(Figure record extracts)

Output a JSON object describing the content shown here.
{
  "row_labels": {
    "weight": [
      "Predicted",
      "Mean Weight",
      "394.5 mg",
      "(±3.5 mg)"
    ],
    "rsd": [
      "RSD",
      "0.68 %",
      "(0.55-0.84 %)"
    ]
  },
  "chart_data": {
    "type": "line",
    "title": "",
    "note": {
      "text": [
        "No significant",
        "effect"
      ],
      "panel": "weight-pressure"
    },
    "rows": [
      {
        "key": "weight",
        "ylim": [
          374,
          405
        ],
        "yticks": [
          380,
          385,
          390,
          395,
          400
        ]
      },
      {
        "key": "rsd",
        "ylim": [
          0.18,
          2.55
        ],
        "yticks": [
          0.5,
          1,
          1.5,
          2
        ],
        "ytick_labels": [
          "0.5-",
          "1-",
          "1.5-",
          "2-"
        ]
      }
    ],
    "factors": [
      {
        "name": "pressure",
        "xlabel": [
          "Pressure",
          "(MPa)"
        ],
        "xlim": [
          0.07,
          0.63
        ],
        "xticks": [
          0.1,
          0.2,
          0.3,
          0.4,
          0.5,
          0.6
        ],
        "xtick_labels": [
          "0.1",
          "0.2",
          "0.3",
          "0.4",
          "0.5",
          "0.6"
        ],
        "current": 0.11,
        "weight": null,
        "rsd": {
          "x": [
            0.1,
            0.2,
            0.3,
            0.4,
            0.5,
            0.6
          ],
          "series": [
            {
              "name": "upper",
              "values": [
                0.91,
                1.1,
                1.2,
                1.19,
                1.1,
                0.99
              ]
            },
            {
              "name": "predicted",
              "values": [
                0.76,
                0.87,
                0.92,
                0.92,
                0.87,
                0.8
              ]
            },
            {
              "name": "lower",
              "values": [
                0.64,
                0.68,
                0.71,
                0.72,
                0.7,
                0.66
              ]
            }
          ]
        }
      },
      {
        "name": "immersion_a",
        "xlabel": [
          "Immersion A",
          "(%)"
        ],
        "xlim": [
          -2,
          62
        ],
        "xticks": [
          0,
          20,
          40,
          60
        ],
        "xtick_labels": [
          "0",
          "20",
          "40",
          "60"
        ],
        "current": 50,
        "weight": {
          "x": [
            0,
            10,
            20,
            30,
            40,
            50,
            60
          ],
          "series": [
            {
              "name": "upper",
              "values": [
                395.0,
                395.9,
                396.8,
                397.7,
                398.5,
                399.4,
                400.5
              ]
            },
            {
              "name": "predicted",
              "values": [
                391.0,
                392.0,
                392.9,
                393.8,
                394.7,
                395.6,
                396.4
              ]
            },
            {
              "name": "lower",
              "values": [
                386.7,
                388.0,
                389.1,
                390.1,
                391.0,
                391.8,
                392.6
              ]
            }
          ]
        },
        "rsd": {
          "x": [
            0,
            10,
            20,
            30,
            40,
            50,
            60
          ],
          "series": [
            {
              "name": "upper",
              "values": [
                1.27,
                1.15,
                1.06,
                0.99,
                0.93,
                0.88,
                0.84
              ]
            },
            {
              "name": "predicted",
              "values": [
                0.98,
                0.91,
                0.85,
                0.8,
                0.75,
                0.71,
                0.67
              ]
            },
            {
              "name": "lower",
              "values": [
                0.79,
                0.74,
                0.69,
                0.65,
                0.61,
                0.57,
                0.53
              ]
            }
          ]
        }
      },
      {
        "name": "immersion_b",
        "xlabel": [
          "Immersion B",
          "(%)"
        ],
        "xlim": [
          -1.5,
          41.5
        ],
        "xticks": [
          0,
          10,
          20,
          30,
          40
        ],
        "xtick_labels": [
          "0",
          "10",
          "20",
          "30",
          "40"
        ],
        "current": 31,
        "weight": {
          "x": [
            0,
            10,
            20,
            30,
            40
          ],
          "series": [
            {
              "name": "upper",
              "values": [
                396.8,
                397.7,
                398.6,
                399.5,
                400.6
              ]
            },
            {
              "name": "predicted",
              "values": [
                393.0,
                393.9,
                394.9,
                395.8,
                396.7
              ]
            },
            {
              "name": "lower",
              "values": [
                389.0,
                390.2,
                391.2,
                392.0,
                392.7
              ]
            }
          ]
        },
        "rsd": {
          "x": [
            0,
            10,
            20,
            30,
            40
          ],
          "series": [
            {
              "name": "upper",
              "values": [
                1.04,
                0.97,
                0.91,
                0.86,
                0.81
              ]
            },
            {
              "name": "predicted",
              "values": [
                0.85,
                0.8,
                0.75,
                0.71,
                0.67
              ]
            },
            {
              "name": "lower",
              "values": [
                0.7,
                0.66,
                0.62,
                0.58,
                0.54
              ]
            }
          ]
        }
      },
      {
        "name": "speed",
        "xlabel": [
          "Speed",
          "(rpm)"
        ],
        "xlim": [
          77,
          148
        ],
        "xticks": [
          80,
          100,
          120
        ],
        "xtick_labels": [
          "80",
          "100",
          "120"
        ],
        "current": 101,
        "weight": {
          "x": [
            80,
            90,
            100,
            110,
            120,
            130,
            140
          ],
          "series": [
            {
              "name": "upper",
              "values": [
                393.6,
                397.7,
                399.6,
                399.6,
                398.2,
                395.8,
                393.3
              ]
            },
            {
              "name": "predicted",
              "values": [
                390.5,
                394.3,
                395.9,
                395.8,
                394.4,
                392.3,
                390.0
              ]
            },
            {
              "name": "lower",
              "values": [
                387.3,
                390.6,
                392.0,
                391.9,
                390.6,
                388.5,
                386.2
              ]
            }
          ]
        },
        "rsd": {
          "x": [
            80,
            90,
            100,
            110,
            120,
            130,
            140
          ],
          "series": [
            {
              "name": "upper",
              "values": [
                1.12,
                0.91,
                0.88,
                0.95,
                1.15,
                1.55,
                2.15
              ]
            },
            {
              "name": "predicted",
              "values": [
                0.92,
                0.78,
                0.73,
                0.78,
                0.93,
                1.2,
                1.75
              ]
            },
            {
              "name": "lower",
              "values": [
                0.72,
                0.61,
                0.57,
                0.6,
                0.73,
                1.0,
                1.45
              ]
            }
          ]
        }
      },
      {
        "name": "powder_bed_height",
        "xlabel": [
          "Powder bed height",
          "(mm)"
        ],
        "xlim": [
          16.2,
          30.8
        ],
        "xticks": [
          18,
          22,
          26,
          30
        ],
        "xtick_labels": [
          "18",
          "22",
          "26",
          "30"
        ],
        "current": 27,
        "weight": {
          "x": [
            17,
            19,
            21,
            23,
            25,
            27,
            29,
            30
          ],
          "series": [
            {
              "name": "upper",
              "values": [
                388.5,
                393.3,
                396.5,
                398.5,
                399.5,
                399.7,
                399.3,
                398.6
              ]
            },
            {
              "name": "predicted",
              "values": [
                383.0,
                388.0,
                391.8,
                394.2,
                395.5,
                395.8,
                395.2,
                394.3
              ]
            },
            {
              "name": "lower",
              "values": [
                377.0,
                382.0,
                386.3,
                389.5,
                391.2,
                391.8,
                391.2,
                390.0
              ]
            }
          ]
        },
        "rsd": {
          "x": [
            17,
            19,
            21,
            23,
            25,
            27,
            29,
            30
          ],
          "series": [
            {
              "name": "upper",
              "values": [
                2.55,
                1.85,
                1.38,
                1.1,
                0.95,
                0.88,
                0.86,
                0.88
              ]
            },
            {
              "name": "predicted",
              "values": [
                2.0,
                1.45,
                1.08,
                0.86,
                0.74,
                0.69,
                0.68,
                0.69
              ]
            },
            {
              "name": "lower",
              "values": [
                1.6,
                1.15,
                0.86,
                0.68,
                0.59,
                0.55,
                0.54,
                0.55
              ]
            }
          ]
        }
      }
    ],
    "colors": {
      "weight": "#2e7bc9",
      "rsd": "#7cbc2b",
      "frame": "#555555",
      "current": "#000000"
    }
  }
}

## WRITTEN REQUEST
Print out every entry, keeping each one exact.

## ANSWER
Output a JSON object describing the content shown here.
{
  "row_labels": {
    "weight": [
      "Predicted",
      "Mean Weight",
      "394.5 mg",
      "(±3.5 mg)"
    ],
    "rsd": [
      "RSD",
      "0.68 %",
      "(0.55-0.84 %)"
    ]
  },
  "chart_data": {
    "type": "line",
    "title": "",
    "note": {
      "text": [
        "No significant",
        "effect"
      ],
      "panel": "weight-pressure"
    },
    "rows": [
      {
        "key": "weight",
        "ylim": [
          374,
          405
        ],
        "yticks": [
          380,
          385,
          390,
          395,
          400
        ]
      },
      {
        "key": "rsd",
        "ylim": [
          0.18,
          2.55
        ],
        "yticks": [
          0.5,
          1,
          1.5,
          2
        ],
        "ytick_labels": [
          "0.5-",
          "1-",
          "1.5-",
          "2-"
        ]
      }
    ],
    "factors": [
      {
        "name": "pressure",
        "xlabel": [
          "Pressure",
          "(MPa)"
        ],
        "xlim": [
          0.07,
          0.63
        ],
        "xticks": [
          0.1,
          0.2,
          0.3,
          0.4,
          0.5,
          0.6
        ],
        "xtick_labels": [
          "0.1",
          "0.2",
          "0.3",
          "0.4",
          "0.5",
          "0.6"
        ],
        "current": 0.11,
        "weight": null,
        "rsd": {
          "x": [
            0.1,
            0.2,
            0.3,
            0.4,
            0.5,
            0.6
          ],
          "series": [
            {
              "name": "upper",
              "values": [
                0.91,
                1.1,
                1.2,
                1.19,
                1.1,
                0.99
              ]
            },
            {
              "name": "predicted",
              "values": [
                0.76,
                0.87,
                0.92,
                0.92,
                0.87,
                0.8
              ]
            },
            {
              "name": "lower",
              "values": [
                0.64,
                0.68,
                0.71,
                0.72,
                0.7,
                0.66
              ]
            }
          ]
        }
      },
      {
        "name": "immersion_a",
        "xlabel": [
          "Immersion A",
          "(%)"
        ],
        "xlim": [
          -2,
          62
        ],
        "xticks": [
          0,
          20,
          40,
          60
        ],
        "xtick_labels": [
          "0",
          "20",
          "40",
          "60"
        ],
        "current": 50,
        "weight": {
          "x": [
            0,
            10,
            20,
            30,
            40,
            50,
            60
          ],
          "series": [
            {
              "name": "upper",
              "values": [
                395.0,
                395.9,
                396.8,
                397.7,
                398.5,
                399.4,
                400.5
              ]
            },
            {
              "name": "predicted",
              "values": [
                391.0,
                392.0,
                392.9,
                393.8,
                394.7,
                395.6,
                396.4
              ]
            },
            {
              "name": "lower",
              "values": [
                386.7,
                388.0,
                389.1,
                390.1,
                391.0,
                391.8,
                392.6
              ]
            }
          ]
        },
        "rsd": {
          "x": [
            0,
            10,
            20,
            30,
            40,
            50,
            60
          ],
          "series": [
            {
              "name": "upper",
              "values": [
                1.27,
                1.15,
                1.06,
                0.99,
                0.93,
                0.88,
                0.84
              ]
            },
            {
              "name": "predicted",
              "values": [
                0.98,
                0.91,
                0.85,
                0.8,
                0.75,
                0.71,
                0.67
              ]
            },
            {
              "name": "lower",
              "values": [
                0.79,
                0.74,
                0.69,
                0.65,
                0.61,
                0.57,
                0.53
              ]
            }
          ]
        }
      },
      {
        "name": "immersion_b",
        "xlabel": [
          "Immersion B",
          "(%)"
        ],
        "xlim": [
          -1.5,
          41.5
        ],
        "xticks": [
          0,
          10,
          20,
          30,
          40
        ],
        "xtick_labels": [
          "0",
          "10",
          "20",
          "30",
          "40"
        ],
        "current": 31,
        "weight": {
          "x": [
            0,
            10,
            20,
            30,
            40
          ],
          "series": [
            {
              "name": "upper",
              "values": [
                396.8,
                397.7,
                398.6,
                399.5,
                400.6
              ]
            },
            {
              "name": "predicted",
              "values": [
                393.0,
                393.9,
                394.9,
                395.8,
                396.7
              ]
            },
            {
              "name": "lower",
              "values": [
                389.0,
                390.2,
                391.2,
                392.0,
                392.7
              ]
            }
          ]
        },
        "rsd": {
          "x": [
            0,
            10,
            20,
            30,
            40
          ],
          "series": [
            {
              "name": "upper",
              "values": [
                1.04,
                0.97,
                0.91,
                0.86,
                0.81
              ]
            },
            {
              "name": "predicted",
              "values": [
                0.85,
                0.8,
                0.75,
                0.71,
                0.67
              ]
            },
            {
              "name": "lower",
              "values": [
                0.7,
                0.66,
                0.62,
                0.58,
                0.54
              ]
            }
          ]
        }
      },
      {
        "name": "speed",
        "xlabel": [
          "Speed",
          "(rpm)"
        ],
        "xlim": [
          77,
          148
        ],
        "xticks": [
          80,
          100,
          120
        ],
        "xtick_labels": [
          "80",
          "100",
          "120"
        ],
        "current": 101,
        "weight": {
          "x": [
            80,
            90,
            100,
            110,
            120,
            130,
            140
          ],
          "series": [
            {
              "name": "upper",
              "values": [
                393.6,
                397.7,
                399.6,
                399.6,
                398.2,
                395.8,
                393.3
              ]
            },
            {
              "name": "predicted",
              "values": [
                390.5,
                394.3,
                395.9,
                395.8,
                394.4,
                392.3,
                390.0
              ]
            },
            {
              "name": "lower",
              "values": [
                387.3,
                390.6,
                392.0,
                391.9,
                390.6,
                388.5,
                386.2
              ]
            }
          ]
        },
        "rsd": {
          "x": [
            80,
            90,
            100,
            110,
            120,
            130,
            140
          ],
          "series": [
            {
              "name": "upper",
              "values": [
                1.12,
                0.91,
                0.88,
                0.95,
                1.15,
                1.55,
                2.15
              ]
            },
            {
              "name": "predicted",
              "values": [
                0.92,
                0.78,
                0.73,
                0.78,
                0.93,
                1.2,
                1.75
              ]
            },
            {
              "name": "lower",
              "values": [
                0.72,
                0.61,
                0.57,
                0.6,
                0.73,
                1.0,
                1.45
              ]
            }
          ]
        }
      },
      {
        "name": "powder_bed_height",
        "xlabel": [
          "Powder bed height",
          "(mm)"
        ],
        "xlim": [
          16.2,
          30.8
        ],
        "xticks": [
          18,
          22,
          26,
          30
        ],
        "xtick_labels": [
          "18",
          "22",
          "26",
          "30"
        ],
        "current": 27,
        "weight": {
          "x": [
            17,
            19,
            21,
            23,
            25,
            27,
            29,
            30
          ],
          "series": [
            {
              "name": "upper",
              "values": [
                388.5,
                393.3,
                396.5,
                398.5,
                399.5,
                399.7,
                399.3,
                398.6
              ]
            },
            {
              "name": "predicted",
              "values": [
                383.0,
                388.0,
                391.8,
                394.2,
                395.5,
                395.8,
                395.2,
                394.3
              ]
            },
            {
              "name": "lower",
              "values": [
                377.0,
                382.0,
                386.3,
                389.5,
                391.2,
                391.8,
                391.2,
                390.0
              ]
            }
          ]
        },
        "rsd": {
          "x": [
            17,
            19,
            21,
            23,
            25,
            27,
            29,
            30
          ],
          "series": [
            {
              "name": "upper",
              "values": [
                2.55,
                1.85,
                1.38,
                1.1,
                0.95,
                0.88,
                0.86,
                0.88
              ]
            },
            {
              "name": "predicted",
              "values": [
                2.0,
                1.45,
                1.08,
                0.86,
                0.74,
                0.69,
                0.68,
                0.69
              ]
            },
            {
              "name": "lower",
              "values": [
                1.6,
                1.15,
                0.86,
                0.68,
                0.59,
                0.55,
                0.54,
                0.55
              ]
            }
          ]
        }
      }
    ],
    "colors": {
      "weight": "#2e7bc9",
      "rsd": "#7cbc2b",
      "frame": "#555555",
      "current": "#000000"
    }
  }
}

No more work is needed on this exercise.